Provided records
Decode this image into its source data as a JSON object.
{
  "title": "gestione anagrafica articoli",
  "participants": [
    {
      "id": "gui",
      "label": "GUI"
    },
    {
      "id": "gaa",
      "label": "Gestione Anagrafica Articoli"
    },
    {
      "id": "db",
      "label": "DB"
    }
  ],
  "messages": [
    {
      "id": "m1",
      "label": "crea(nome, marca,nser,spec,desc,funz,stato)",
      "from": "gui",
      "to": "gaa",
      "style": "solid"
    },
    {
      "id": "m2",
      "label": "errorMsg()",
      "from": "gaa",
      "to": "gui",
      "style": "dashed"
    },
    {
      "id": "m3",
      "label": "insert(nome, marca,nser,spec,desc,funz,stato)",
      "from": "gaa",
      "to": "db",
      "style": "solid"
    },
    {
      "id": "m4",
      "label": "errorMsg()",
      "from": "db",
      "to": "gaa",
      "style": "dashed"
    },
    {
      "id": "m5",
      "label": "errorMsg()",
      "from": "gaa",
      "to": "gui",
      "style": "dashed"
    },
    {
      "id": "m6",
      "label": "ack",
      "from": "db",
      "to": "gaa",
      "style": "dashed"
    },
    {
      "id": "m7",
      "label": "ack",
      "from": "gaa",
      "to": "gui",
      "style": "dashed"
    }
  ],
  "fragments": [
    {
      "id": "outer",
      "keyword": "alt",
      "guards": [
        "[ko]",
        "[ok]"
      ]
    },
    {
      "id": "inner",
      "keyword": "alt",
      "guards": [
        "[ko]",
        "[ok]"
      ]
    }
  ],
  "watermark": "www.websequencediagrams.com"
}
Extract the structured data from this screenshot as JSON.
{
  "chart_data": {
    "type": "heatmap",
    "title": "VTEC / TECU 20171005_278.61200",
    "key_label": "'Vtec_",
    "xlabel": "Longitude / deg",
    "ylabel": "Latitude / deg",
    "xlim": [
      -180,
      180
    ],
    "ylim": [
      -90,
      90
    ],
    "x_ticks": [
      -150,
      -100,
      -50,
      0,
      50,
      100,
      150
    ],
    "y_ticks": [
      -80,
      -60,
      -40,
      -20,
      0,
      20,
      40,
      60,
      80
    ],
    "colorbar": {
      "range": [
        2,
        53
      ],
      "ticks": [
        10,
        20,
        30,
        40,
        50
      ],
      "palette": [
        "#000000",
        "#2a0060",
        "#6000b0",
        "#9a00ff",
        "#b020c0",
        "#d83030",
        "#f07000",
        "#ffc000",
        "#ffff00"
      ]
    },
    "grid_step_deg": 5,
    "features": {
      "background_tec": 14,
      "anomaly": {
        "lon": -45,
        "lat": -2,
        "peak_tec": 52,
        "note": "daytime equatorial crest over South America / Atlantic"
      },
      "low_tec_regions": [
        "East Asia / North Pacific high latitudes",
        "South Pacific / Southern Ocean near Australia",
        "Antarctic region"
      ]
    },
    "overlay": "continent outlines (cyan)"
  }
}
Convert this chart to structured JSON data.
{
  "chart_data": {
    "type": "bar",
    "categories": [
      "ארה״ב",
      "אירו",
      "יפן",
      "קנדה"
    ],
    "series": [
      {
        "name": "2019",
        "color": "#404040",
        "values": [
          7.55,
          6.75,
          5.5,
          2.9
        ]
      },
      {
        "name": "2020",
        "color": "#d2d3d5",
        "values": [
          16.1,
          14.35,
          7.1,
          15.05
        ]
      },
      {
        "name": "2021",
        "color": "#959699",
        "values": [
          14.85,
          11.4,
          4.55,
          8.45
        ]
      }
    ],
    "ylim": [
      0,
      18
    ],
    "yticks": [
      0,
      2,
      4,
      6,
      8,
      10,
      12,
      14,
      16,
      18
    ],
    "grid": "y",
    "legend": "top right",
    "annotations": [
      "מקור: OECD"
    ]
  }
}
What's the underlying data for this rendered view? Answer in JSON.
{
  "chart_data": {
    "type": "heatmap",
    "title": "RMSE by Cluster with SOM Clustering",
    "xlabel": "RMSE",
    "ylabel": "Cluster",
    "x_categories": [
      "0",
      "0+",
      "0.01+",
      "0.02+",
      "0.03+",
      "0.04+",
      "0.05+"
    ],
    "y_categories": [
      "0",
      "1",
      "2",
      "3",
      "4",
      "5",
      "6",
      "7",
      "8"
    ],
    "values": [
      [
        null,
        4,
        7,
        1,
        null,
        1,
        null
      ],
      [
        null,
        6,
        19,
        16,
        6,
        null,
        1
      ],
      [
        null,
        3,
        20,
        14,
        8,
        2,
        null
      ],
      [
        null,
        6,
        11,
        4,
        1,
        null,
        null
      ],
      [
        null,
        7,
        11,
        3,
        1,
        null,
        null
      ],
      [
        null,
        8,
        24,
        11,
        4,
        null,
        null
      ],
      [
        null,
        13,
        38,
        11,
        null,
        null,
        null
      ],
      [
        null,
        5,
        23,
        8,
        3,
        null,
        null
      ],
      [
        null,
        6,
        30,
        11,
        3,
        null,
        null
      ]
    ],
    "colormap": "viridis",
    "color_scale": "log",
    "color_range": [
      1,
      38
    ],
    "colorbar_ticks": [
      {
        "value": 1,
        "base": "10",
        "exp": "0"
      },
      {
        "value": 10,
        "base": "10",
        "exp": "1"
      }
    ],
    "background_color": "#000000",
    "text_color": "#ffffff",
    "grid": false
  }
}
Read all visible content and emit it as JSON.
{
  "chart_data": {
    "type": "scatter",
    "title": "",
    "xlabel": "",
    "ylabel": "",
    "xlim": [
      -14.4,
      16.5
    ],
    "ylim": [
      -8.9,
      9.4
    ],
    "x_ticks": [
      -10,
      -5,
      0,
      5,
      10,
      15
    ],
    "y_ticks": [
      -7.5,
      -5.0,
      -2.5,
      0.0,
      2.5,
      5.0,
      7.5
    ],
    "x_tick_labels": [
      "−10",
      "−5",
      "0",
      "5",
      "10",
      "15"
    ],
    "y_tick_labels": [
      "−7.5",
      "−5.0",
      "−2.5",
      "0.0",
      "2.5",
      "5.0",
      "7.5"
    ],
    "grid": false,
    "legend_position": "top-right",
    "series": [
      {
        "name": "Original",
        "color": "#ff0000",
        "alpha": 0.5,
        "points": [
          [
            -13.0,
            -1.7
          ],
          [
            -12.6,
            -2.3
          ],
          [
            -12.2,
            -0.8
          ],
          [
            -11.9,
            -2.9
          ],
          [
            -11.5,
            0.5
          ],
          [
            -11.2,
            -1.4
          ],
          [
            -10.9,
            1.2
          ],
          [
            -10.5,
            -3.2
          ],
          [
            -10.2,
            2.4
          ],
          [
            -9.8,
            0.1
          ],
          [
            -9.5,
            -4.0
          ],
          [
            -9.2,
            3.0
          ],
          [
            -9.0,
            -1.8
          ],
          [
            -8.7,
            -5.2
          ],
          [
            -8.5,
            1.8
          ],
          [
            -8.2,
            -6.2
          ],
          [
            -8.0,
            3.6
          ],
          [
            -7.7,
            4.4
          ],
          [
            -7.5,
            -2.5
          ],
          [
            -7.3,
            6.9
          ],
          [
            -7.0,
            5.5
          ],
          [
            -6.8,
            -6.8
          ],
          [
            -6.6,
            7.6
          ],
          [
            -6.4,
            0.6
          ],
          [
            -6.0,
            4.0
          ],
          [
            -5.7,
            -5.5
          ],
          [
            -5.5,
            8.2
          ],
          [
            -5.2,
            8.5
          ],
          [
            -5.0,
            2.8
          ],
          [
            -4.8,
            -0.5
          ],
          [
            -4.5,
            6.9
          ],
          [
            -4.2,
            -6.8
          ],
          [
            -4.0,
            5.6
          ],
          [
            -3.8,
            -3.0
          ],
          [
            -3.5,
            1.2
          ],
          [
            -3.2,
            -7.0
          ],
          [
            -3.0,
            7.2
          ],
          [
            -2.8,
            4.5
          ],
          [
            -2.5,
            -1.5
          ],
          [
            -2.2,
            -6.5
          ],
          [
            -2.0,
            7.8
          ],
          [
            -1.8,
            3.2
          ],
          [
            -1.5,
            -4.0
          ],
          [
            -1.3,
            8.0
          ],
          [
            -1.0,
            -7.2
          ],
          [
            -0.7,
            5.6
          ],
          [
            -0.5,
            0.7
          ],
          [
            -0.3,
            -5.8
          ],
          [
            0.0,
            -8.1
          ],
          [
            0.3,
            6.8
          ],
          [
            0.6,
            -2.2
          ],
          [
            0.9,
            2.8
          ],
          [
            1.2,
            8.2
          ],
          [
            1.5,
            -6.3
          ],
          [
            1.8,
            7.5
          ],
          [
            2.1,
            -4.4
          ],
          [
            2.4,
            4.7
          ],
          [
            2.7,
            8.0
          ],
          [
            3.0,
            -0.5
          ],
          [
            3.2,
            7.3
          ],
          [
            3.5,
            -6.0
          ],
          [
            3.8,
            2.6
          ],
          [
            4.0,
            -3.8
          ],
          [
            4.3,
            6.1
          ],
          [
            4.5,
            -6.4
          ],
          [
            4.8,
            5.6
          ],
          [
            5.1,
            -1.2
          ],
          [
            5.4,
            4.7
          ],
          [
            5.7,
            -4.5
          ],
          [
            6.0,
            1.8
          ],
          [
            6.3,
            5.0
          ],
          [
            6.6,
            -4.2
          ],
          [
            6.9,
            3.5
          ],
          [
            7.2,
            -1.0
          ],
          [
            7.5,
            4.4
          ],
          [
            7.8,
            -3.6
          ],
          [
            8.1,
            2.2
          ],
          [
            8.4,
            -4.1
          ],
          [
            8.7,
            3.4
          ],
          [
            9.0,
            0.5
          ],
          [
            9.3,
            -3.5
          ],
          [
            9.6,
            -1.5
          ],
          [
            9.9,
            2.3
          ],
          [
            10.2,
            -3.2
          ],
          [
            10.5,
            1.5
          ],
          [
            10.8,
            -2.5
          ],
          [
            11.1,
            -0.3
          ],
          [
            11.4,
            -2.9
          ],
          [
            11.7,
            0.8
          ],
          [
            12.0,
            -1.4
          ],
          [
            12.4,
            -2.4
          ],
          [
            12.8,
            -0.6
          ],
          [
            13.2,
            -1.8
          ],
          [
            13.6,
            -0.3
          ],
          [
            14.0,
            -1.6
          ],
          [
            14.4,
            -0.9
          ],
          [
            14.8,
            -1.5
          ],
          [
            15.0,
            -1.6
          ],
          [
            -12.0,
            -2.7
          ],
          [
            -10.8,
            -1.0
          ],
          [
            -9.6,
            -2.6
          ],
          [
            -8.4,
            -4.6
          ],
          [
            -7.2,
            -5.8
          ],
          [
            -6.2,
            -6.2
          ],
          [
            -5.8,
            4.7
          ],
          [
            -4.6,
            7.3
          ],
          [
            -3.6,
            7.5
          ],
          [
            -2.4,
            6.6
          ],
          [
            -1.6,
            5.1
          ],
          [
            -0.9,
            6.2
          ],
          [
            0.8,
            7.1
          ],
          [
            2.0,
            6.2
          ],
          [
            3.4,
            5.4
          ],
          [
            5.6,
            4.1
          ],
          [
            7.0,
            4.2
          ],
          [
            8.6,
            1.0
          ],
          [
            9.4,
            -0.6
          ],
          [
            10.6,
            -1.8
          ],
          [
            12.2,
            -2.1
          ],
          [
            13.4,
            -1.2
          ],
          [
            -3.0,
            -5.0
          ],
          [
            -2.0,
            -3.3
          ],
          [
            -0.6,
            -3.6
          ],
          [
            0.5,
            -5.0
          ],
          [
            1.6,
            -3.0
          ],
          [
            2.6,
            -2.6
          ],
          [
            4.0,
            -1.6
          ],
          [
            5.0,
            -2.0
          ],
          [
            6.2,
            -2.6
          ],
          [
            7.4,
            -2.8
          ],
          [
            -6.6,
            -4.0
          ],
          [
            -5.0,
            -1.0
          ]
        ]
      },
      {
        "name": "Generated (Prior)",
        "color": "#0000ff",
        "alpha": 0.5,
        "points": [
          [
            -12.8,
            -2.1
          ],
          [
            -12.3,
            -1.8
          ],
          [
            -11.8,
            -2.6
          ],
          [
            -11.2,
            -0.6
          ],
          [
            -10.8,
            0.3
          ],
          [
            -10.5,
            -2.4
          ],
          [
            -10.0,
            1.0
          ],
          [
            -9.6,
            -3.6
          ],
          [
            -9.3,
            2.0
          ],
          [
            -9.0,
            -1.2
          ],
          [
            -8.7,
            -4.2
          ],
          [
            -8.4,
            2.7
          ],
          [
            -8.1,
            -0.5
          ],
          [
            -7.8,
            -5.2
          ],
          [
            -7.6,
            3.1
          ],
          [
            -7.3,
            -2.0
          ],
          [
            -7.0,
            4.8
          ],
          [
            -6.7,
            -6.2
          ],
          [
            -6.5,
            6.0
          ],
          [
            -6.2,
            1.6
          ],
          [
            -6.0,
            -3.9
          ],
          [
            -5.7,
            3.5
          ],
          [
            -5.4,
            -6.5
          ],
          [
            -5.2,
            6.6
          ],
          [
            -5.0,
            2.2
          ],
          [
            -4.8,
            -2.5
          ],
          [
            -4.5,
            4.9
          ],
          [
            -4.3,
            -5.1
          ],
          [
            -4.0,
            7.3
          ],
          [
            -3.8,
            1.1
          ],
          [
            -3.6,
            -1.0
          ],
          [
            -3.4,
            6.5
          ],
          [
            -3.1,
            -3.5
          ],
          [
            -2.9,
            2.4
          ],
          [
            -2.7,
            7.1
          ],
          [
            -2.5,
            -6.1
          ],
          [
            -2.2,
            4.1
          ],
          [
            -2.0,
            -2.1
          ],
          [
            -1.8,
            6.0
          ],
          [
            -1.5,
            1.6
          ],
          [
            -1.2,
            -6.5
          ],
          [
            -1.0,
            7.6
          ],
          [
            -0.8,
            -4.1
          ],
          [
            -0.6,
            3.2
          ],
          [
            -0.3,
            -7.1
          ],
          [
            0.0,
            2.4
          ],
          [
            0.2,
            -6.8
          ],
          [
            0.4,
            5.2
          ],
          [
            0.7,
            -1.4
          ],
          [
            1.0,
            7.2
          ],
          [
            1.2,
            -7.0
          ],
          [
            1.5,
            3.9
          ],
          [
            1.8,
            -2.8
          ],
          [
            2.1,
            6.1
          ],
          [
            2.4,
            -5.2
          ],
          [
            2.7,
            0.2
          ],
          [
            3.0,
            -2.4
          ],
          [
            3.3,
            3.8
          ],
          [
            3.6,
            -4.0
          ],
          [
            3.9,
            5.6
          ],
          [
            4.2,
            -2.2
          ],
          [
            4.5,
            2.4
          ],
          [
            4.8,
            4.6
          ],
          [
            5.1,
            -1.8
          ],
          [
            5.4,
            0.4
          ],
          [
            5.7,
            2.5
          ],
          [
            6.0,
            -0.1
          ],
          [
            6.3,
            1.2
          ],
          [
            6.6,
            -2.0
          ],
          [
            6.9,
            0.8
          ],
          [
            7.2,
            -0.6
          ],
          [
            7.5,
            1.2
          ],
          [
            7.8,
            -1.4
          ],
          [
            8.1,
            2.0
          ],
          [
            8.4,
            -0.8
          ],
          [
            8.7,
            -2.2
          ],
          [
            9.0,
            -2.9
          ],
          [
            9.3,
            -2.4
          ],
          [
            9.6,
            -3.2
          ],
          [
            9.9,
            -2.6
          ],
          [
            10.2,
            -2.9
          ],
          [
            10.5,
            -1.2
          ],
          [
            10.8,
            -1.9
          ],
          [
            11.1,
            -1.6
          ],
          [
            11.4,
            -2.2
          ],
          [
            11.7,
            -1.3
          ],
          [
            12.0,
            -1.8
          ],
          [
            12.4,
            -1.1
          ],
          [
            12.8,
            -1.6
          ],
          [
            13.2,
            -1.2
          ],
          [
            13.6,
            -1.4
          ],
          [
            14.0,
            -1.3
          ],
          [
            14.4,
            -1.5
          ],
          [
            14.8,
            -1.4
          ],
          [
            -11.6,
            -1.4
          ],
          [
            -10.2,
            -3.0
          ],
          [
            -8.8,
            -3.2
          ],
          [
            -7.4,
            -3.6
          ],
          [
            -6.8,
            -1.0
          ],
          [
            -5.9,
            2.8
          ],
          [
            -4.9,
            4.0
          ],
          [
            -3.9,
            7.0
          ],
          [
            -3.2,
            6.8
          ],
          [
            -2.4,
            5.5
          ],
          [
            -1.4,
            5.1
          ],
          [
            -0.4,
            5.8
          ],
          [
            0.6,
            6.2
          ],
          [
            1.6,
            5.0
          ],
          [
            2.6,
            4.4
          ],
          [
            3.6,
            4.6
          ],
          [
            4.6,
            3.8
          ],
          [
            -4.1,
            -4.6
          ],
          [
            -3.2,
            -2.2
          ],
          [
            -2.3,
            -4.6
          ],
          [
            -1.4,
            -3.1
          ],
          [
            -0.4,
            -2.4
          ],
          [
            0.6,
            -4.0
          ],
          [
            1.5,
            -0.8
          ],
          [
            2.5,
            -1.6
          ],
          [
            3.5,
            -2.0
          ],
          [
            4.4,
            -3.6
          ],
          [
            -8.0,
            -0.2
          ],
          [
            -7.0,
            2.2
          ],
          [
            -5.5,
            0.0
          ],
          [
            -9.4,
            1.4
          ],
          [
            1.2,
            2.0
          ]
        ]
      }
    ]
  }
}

What the task asks
In the entries above, how many lines contain the word "nser"? Answer with the number only.

Full solution
2